- Stated task
Copy out all the lines where "Read" shows up.

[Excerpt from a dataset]

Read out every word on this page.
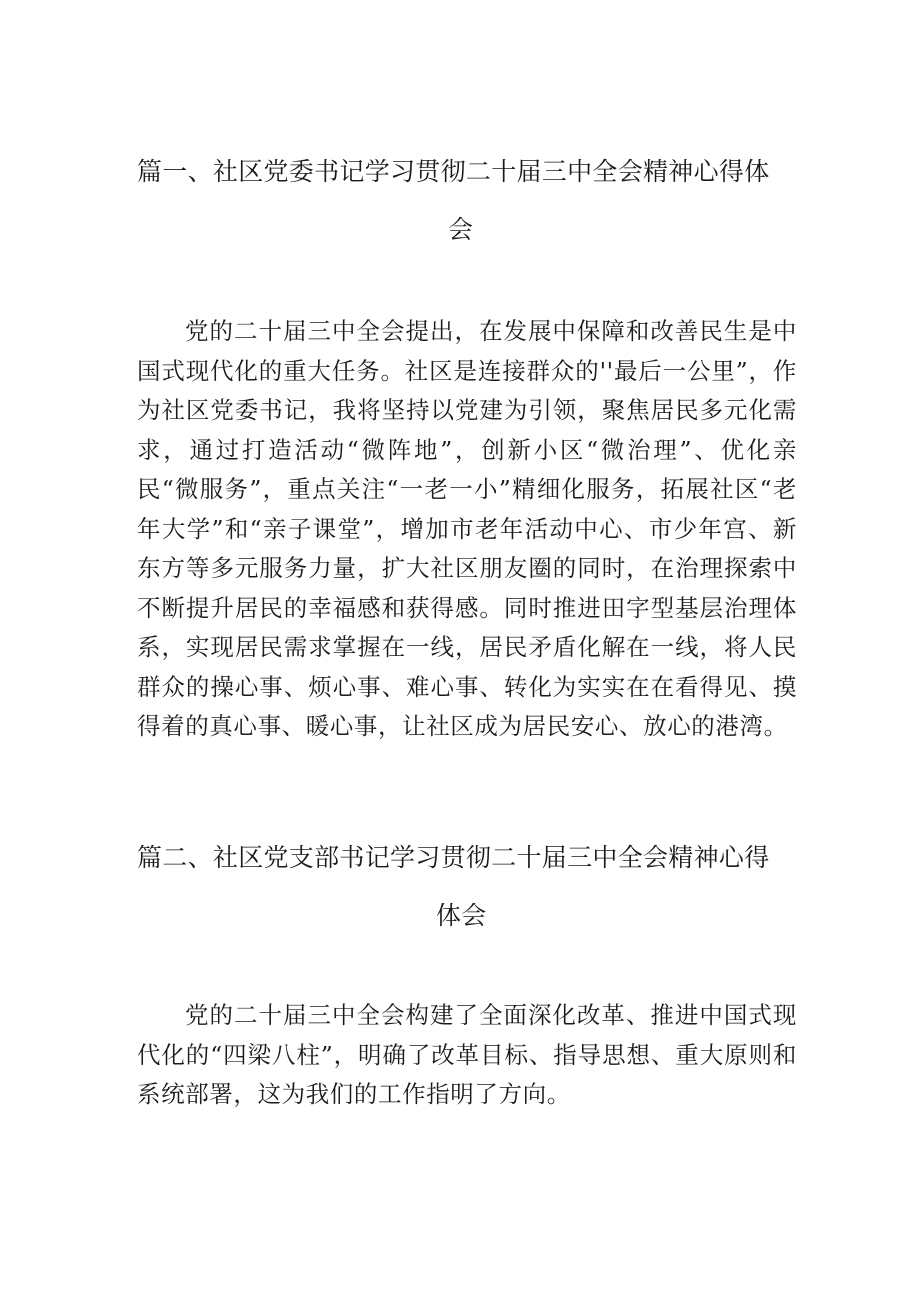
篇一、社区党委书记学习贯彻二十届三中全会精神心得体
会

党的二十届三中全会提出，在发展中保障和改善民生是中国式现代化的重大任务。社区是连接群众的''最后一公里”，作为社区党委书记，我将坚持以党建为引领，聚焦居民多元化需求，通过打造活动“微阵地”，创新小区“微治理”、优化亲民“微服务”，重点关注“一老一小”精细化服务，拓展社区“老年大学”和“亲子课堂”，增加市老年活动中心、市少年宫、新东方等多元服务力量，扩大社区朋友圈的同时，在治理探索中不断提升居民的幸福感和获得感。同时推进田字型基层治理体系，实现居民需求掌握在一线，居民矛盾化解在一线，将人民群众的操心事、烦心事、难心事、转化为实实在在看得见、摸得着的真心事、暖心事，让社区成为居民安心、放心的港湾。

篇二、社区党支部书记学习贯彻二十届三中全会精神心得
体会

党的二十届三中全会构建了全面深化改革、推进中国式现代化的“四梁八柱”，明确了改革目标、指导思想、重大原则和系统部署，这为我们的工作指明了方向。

...

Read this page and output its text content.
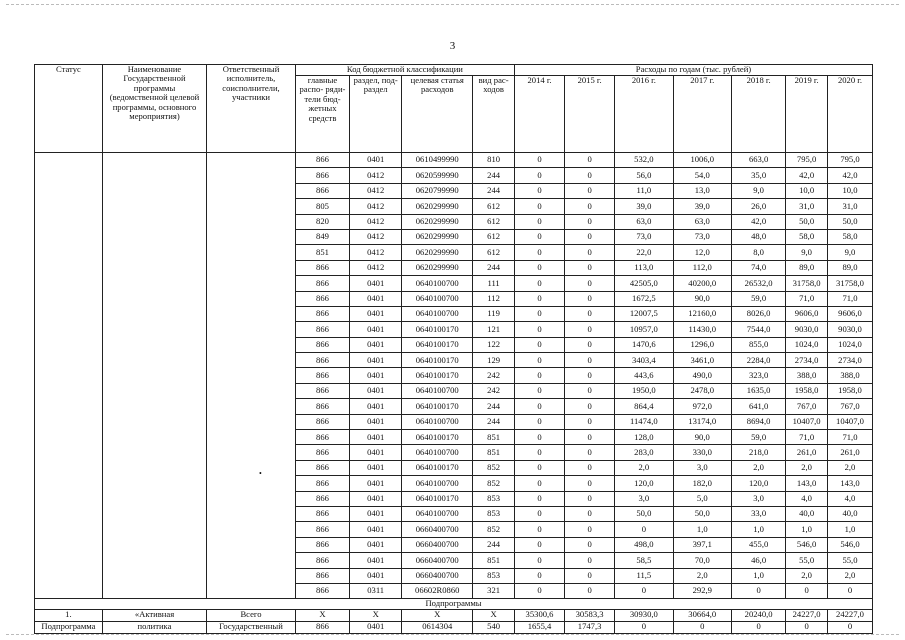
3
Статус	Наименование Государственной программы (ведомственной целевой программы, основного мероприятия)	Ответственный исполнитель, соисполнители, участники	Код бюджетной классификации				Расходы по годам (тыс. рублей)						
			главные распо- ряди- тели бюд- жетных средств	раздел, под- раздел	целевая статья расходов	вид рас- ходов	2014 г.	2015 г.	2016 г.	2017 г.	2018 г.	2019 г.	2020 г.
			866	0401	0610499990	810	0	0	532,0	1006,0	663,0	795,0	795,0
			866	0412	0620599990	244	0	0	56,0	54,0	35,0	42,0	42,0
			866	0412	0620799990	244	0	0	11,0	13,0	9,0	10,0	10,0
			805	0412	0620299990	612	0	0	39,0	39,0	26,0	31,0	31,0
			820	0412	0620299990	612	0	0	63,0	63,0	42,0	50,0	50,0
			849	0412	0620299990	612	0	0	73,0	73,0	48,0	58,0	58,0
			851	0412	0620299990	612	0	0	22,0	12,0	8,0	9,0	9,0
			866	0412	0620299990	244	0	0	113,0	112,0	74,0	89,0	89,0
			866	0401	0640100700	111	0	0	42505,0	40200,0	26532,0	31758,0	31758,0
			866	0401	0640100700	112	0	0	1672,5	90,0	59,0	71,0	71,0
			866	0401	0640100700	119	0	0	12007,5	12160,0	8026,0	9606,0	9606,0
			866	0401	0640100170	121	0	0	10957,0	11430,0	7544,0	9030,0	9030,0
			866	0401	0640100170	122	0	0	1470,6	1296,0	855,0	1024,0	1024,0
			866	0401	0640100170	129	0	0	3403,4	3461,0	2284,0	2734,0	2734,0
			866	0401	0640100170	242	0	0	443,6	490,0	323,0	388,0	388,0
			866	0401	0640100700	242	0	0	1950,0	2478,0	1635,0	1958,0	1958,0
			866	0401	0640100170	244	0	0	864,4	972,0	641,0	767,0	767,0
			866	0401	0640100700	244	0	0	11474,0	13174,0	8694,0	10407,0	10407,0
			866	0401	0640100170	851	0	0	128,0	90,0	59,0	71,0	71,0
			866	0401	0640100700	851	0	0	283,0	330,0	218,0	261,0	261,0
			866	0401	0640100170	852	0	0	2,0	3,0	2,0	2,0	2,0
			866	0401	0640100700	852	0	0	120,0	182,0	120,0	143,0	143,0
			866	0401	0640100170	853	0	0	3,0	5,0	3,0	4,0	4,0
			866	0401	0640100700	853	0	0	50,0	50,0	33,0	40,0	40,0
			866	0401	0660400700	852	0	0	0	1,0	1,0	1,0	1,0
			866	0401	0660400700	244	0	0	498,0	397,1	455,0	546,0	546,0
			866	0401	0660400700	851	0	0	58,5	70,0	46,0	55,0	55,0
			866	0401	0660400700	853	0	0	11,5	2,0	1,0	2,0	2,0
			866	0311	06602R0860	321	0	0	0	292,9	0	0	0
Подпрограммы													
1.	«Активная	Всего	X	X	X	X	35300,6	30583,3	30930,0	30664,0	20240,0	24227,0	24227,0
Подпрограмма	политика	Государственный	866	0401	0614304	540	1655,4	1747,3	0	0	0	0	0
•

- Result below
Read out every word on this page.
Read this page and output its text content.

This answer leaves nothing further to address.